— DATA LINES —

--- START ---

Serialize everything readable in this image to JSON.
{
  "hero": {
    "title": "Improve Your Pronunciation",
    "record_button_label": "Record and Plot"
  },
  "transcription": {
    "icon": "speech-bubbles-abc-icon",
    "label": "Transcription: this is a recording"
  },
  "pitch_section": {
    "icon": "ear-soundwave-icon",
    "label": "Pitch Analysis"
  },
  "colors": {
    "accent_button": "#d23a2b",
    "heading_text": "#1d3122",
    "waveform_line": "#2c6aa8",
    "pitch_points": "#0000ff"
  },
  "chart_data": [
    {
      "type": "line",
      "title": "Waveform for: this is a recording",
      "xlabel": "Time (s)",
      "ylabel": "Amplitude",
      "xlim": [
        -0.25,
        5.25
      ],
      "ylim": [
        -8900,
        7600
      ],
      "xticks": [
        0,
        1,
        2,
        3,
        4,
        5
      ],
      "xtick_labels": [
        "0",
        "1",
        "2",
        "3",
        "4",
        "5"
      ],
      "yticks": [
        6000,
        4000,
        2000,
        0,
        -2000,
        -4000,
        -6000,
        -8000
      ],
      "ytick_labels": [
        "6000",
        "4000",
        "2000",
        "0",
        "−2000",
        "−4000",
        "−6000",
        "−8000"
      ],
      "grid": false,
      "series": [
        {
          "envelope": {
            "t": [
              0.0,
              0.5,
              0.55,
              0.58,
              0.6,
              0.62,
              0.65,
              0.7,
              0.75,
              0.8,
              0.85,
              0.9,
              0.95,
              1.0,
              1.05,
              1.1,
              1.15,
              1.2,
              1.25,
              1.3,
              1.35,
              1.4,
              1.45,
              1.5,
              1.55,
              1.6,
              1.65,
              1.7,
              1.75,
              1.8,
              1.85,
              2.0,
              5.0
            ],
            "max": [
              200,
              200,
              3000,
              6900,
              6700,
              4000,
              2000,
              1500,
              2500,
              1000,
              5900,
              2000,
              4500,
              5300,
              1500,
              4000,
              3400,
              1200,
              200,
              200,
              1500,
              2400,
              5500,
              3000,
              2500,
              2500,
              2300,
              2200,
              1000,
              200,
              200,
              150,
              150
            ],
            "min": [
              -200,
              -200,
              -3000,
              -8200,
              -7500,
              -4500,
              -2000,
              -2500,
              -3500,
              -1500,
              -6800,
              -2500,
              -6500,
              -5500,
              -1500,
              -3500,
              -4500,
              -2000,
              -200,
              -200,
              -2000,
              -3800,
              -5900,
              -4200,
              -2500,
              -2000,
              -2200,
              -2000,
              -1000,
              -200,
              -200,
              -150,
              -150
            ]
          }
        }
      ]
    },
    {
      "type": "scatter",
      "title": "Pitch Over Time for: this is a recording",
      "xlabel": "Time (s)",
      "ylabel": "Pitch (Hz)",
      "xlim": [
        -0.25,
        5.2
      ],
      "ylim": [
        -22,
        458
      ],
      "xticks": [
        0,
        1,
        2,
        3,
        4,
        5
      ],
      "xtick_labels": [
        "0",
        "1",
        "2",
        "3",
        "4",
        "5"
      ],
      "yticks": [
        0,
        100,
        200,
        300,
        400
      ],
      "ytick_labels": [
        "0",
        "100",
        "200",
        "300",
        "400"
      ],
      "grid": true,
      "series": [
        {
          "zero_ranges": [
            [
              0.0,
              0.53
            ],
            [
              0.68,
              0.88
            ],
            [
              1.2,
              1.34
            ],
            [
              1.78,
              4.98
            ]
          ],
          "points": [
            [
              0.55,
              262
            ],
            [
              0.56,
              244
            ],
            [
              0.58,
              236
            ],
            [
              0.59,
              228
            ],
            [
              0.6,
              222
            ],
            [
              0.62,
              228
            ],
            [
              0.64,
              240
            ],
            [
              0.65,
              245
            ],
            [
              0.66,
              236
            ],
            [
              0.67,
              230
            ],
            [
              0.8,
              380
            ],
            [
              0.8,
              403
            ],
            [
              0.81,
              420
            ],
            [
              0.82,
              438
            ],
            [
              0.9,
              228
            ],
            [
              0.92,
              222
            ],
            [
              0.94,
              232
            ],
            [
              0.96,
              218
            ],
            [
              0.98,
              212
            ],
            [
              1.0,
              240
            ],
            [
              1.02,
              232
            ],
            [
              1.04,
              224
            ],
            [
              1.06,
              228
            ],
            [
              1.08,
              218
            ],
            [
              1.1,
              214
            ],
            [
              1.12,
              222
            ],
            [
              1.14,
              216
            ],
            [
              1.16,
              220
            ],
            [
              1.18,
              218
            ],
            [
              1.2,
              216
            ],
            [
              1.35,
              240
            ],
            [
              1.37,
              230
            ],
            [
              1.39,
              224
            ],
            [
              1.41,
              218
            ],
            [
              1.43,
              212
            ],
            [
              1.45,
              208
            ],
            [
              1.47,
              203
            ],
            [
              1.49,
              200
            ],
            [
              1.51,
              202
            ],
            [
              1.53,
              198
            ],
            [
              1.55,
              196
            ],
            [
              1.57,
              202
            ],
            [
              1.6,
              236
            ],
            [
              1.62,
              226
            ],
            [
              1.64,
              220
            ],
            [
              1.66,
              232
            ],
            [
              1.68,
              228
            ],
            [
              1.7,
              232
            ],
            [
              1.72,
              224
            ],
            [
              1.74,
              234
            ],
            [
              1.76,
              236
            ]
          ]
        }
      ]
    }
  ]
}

--- END ---

— TO BE DONE —
Extract all lines as given.

— RESPONSE TO THE TASK —
Serialize everything readable in this image to JSON.
{
  "hero": {
    "title": "Improve Your Pronunciation",
    "record_button_label": "Record and Plot"
  },
  "transcription": {
    "icon": "speech-bubbles-abc-icon",
    "label": "Transcription: this is a recording"
  },
  "pitch_section": {
    "icon": "ear-soundwave-icon",
    "label": "Pitch Analysis"
  },
  "colors": {
    "accent_button": "#d23a2b",
    "heading_text": "#1d3122",
    "waveform_line": "#2c6aa8",
    "pitch_points": "#0000ff"
  },
  "chart_data": [
    {
      "type": "line",
      "title": "Waveform for: this is a recording",
      "xlabel": "Time (s)",
      "ylabel": "Amplitude",
      "xlim": [
        -0.25,
        5.25
      ],
      "ylim": [
        -8900,
        7600
      ],
      "xticks": [
        0,
        1,
        2,
        3,
        4,
        5
      ],
      "xtick_labels": [
        "0",
        "1",
        "2",
        "3",
        "4",
        "5"
      ],
      "yticks": [
        6000,
        4000,
        2000,
        0,
        -2000,
        -4000,
        -6000,
        -8000
      ],
      "ytick_labels": [
        "6000",
        "4000",
        "2000",
        "0",
        "−2000",
        "−4000",
        "−6000",
        "−8000"
      ],
      "grid": false,
      "series": [
        {
          "envelope": {
            "t": [
              0.0,
              0.5,
              0.55,
              0.58,
              0.6,
              0.62,
              0.65,
              0.7,
              0.75,
              0.8,
              0.85,
              0.9,
              0.95,
              1.0,
              1.05,
              1.1,
              1.15,
              1.2,
              1.25,
              1.3,
              1.35,
              1.4,
              1.45,
              1.5,
              1.55,
              1.6,
              1.65,
              1.7,
              1.75,
              1.8,
              1.85,
              2.0,
              5.0
            ],
            "max": [
              200,
              200,
              3000,
              6900,
              6700,
              4000,
              2000,
              1500,
              2500,
              1000,
              5900,
              2000,
              4500,
              5300,
              1500,
              4000,
              3400,
              1200,
              200,
              200,
              1500,
              2400,
              5500,
              3000,
              2500,
              2500,
              2300,
              2200,
              1000,
              200,
              200,
              150,
              150
            ],
            "min": [
              -200,
              -200,
              -3000,
              -8200,
              -7500,
              -4500,
              -2000,
              -2500,
              -3500,
              -1500,
              -6800,
              -2500,
              -6500,
              -5500,
              -1500,
              -3500,
              -4500,
              -2000,
              -200,
              -200,
              -2000,
              -3800,
              -5900,
              -4200,
              -2500,
              -2000,
              -2200,
              -2000,
              -1000,
              -200,
              -200,
              -150,
              -150
            ]
          }
        }
      ]
    },
    {
      "type": "scatter",
      "title": "Pitch Over Time for: this is a recording",
      "xlabel": "Time (s)",
      "ylabel": "Pitch (Hz)",
      "xlim": [
        -0.25,
        5.2
      ],
      "ylim": [
        -22,
        458
      ],
      "xticks": [
        0,
        1,
        2,
        3,
        4,
        5
      ],
      "xtick_labels": [
        "0",
        "1",
        "2",
        "3",
        "4",
        "5"
      ],
      "yticks": [
        0,
        100,
        200,
        300,
        400
      ],
      "ytick_labels": [
        "0",
        "100",
        "200",
        "300",
        "400"
      ],
      "grid": true,
      "series": [
        {
          "zero_ranges": [
            [
              0.0,
              0.53
            ],
            [
              0.68,
              0.88
            ],
            [
              1.2,
              1.34
            ],
            [
              1.78,
              4.98
            ]
          ],
          "points": [
            [
              0.55,
              262
            ],
            [
              0.56,
              244
            ],
            [
              0.58,
              236
            ],
            [
              0.59,
              228
            ],
            [
              0.6,
              222
            ],
            [
              0.62,
              228
            ],
            [
              0.64,
              240
            ],
            [
              0.65,
              245
            ],
            [
              0.66,
              236
            ],
            [
              0.67,
              230
            ],
            [
              0.8,
              380
            ],
            [
              0.8,
              403
            ],
            [
              0.81,
              420
            ],
            [
              0.82,
              438
            ],
            [
              0.9,
              228
            ],
            [
              0.92,
              222
            ],
            [
              0.94,
              232
            ],
            [
              0.96,
              218
            ],
            [
              0.98,
              212
            ],
            [
              1.0,
              240
            ],
            [
              1.02,
              232
            ],
            [
              1.04,
              224
            ],
            [
              1.06,
              228
            ],
            [
              1.08,
              218
            ],
            [
              1.1,
              214
            ],
            [
              1.12,
              222
            ],
            [
              1.14,
              216
            ],
            [
              1.16,
              220
            ],
            [
              1.18,
              218
            ],
            [
              1.2,
              216
            ],
            [
              1.35,
              240
            ],
            [
              1.37,
              230
            ],
            [
              1.39,
              224
            ],
            [
              1.41,
              218
            ],
            [
              1.43,
              212
            ],
            [
              1.45,
              208
            ],
            [
              1.47,
              203
            ],
            [
              1.49,
              200
            ],
            [
              1.51,
              202
            ],
            [
              1.53,
              198
            ],
            [
              1.55,
              196
            ],
            [
              1.57,
              202
            ],
            [
              1.6,
              236
            ],
            [
              1.62,
              226
            ],
            [
              1.64,
              220
            ],
            [
              1.66,
              232
            ],
            [
              1.68,
              228
            ],
            [
              1.7,
              232
            ],
            [
              1.72,
              224
            ],
            [
              1.74,
              234
            ],
            [
              1.76,
              236
            ]
          ]
        }
      ]
    }
  ]
}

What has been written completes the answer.